* _AIM OF THE EXERCISE_: Output the material beneath exactly, leaving nothing out.

* _RECORDS SHOWN_:
· · · ·

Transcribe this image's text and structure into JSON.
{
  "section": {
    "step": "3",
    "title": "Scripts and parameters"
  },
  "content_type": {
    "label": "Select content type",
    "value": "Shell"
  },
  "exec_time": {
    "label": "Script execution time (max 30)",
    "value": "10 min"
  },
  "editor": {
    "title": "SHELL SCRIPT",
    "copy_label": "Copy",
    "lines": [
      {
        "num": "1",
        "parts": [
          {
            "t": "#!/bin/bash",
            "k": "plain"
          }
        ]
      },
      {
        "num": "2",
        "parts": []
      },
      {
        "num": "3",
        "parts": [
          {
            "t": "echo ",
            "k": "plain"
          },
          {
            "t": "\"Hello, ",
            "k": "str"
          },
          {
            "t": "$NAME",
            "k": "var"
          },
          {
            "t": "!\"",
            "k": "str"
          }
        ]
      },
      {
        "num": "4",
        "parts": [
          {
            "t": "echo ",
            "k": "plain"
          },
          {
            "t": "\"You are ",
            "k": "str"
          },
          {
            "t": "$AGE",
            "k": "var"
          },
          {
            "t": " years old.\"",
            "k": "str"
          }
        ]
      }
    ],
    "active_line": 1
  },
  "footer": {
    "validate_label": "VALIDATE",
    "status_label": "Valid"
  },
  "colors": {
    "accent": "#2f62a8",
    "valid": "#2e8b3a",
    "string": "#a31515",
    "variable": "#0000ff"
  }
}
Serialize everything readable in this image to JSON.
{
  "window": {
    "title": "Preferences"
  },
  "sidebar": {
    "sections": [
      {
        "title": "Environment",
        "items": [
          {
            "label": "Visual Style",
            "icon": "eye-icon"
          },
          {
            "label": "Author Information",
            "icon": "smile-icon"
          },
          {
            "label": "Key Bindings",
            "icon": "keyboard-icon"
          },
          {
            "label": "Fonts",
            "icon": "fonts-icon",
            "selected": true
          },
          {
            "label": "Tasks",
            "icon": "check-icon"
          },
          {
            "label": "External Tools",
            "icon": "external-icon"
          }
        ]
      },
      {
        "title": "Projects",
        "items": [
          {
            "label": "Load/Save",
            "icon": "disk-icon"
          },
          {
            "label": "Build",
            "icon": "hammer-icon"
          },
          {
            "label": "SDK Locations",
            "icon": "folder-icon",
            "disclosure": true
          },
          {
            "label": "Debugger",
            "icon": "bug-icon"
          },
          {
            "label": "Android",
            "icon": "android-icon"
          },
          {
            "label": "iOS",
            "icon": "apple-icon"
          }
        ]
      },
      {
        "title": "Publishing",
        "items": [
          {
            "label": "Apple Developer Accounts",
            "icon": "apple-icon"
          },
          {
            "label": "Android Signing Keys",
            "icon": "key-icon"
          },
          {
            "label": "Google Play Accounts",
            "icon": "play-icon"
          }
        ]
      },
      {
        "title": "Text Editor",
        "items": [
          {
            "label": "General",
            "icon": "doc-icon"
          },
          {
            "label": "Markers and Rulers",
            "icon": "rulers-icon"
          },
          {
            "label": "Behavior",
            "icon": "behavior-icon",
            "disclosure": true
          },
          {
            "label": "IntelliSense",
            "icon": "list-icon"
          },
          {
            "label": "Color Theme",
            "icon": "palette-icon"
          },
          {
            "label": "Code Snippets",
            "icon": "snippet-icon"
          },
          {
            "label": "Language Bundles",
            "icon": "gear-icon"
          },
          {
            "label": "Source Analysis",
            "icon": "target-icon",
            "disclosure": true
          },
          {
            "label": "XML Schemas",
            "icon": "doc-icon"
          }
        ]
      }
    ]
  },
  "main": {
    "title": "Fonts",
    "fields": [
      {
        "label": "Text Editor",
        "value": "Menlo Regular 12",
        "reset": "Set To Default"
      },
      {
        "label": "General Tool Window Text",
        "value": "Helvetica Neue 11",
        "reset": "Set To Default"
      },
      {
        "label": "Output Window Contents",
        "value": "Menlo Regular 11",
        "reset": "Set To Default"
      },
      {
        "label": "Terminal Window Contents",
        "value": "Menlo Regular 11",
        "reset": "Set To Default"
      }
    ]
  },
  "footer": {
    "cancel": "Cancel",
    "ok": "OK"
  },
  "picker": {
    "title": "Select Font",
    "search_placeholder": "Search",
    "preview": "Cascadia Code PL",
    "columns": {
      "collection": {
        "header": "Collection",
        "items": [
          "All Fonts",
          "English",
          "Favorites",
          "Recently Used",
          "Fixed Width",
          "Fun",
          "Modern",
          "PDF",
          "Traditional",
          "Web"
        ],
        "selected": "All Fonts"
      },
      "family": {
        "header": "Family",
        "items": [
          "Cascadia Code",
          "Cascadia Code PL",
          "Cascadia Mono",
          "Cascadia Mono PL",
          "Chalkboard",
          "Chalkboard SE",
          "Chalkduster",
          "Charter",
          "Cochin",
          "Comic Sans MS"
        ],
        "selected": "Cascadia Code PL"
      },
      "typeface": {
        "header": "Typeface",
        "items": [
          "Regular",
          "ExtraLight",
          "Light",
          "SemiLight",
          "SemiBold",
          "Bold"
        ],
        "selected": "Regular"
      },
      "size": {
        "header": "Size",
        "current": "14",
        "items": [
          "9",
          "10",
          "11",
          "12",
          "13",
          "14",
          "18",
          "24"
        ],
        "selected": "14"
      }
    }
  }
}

· · · ·

* _ANSWER TO THIS PROBLEM_:
Transcribe this image's text and structure into JSON.
{
  "section": {
    "step": "3",
    "title": "Scripts and parameters"
  },
  "content_type": {
    "label": "Select content type",
    "value": "Shell"
  },
  "exec_time": {
    "label": "Script execution time (max 30)",
    "value": "10 min"
  },
  "editor": {
    "title": "SHELL SCRIPT",
    "copy_label": "Copy",
    "lines": [
      {
        "num": "1",
        "parts": [
          {
            "t": "#!/bin/bash",
            "k": "plain"
          }
        ]
      },
      {
        "num": "2",
        "parts": []
      },
      {
        "num": "3",
        "parts": [
          {
            "t": "echo ",
            "k": "plain"
          },
          {
            "t": "\"Hello, ",
            "k": "str"
          },
          {
            "t": "$NAME",
            "k": "var"
          },
          {
            "t": "!\"",
            "k": "str"
          }
        ]
      },
      {
        "num": "4",
        "parts": [
          {
            "t": "echo ",
            "k": "plain"
          },
          {
            "t": "\"You are ",
            "k": "str"
          },
          {
            "t": "$AGE",
            "k": "var"
          },
          {
            "t": " years old.\"",
            "k": "str"
          }
        ]
      }
    ],
    "active_line": 1
  },
  "footer": {
    "validate_label": "VALIDATE",
    "status_label": "Valid"
  },
  "colors": {
    "accent": "#2f62a8",
    "valid": "#2e8b3a",
    "string": "#a31515",
    "variable": "#0000ff"
  }
}
Serialize everything readable in this image to JSON.
{
  "window": {
    "title": "Preferences"
  },
  "sidebar": {
    "sections": [
      {
        "title": "Environment",
        "items": [
          {
            "label": "Visual Style",
            "icon": "eye-icon"
          },
          {
            "label": "Author Information",
            "icon": "smile-icon"
          },
          {
            "label": "Key Bindings",
            "icon": "keyboard-icon"
          },
          {
            "label": "Fonts",
            "icon": "fonts-icon",
            "selected": true
          },
          {
            "label": "Tasks",
            "icon": "check-icon"
          },
          {
            "label": "External Tools",
            "icon": "external-icon"
          }
        ]
      },
      {
        "title": "Projects",
        "items": [
          {
            "label": "Load/Save",
            "icon": "disk-icon"
          },
          {
            "label": "Build",
            "icon": "hammer-icon"
          },
          {
            "label": "SDK Locations",
            "icon": "folder-icon",
            "disclosure": true
          },
          {
            "label": "Debugger",
            "icon": "bug-icon"
          },
          {
            "label": "Android",
            "icon": "android-icon"
          },
          {
            "label": "iOS",
            "icon": "apple-icon"
          }
        ]
      },
      {
        "title": "Publishing",
        "items": [
          {
            "label": "Apple Developer Accounts",
            "icon": "apple-icon"
          },
          {
            "label": "Android Signing Keys",
            "icon": "key-icon"
          },
          {
            "label": "Google Play Accounts",
            "icon": "play-icon"
          }
        ]
      },
      {
        "title": "Text Editor",
        "items": [
          {
            "label": "General",
            "icon": "doc-icon"
          },
          {
            "label": "Markers and Rulers",
            "icon": "rulers-icon"
          },
          {
            "label": "Behavior",
            "icon": "behavior-icon",
            "disclosure": true
          },
          {
            "label": "IntelliSense",
            "icon": "list-icon"
          },
          {
            "label": "Color Theme",
            "icon": "palette-icon"
          },
          {
            "label": "Code Snippets",
            "icon": "snippet-icon"
          },
          {
            "label": "Language Bundles",
            "icon": "gear-icon"
          },
          {
            "label": "Source Analysis",
            "icon": "target-icon",
            "disclosure": true
          },
          {
            "label": "XML Schemas",
            "icon": "doc-icon"
          }
        ]
      }
    ]
  },
  "main": {
    "title": "Fonts",
    "fields": [
      {
        "label": "Text Editor",
        "value": "Menlo Regular 12",
        "reset": "Set To Default"
      },
      {
        "label": "General Tool Window Text",
        "value": "Helvetica Neue 11",
        "reset": "Set To Default"
      },
      {
        "label": "Output Window Contents",
        "value": "Menlo Regular 11",
        "reset": "Set To Default"
      },
      {
        "label": "Terminal Window Contents",
        "value": "Menlo Regular 11",
        "reset": "Set To Default"
      }
    ]
  },
  "footer": {
    "cancel": "Cancel",
    "ok": "OK"
  },
  "picker": {
    "title": "Select Font",
    "search_placeholder": "Search",
    "preview": "Cascadia Code PL",
    "columns": {
      "collection": {
        "header": "Collection",
        "items": [
          "All Fonts",
          "English",
          "Favorites",
          "Recently Used",
          "Fixed Width",
          "Fun",
          "Modern",
          "PDF",
          "Traditional",
          "Web"
        ],
        "selected": "All Fonts"
      },
      "family": {
        "header": "Family",
        "items": [
          "Cascadia Code",
          "Cascadia Code PL",
          "Cascadia Mono",
          "Cascadia Mono PL",
          "Chalkboard",
          "Chalkboard SE",
          "Chalkduster",
          "Charter",
          "Cochin",
          "Comic Sans MS"
        ],
        "selected": "Cascadia Code PL"
      },
      "typeface": {
        "header": "Typeface",
        "items": [
          "Regular",
          "ExtraLight",
          "Light",
          "SemiLight",
          "SemiBold",
          "Bold"
        ],
        "selected": "Regular"
      },
      "size": {
        "header": "Size",
        "current": "14",
        "items": [
          "9",
          "10",
          "11",
          "12",
          "13",
          "14",
          "18",
          "24"
        ],
        "selected": "14"
      }
    }
  }
}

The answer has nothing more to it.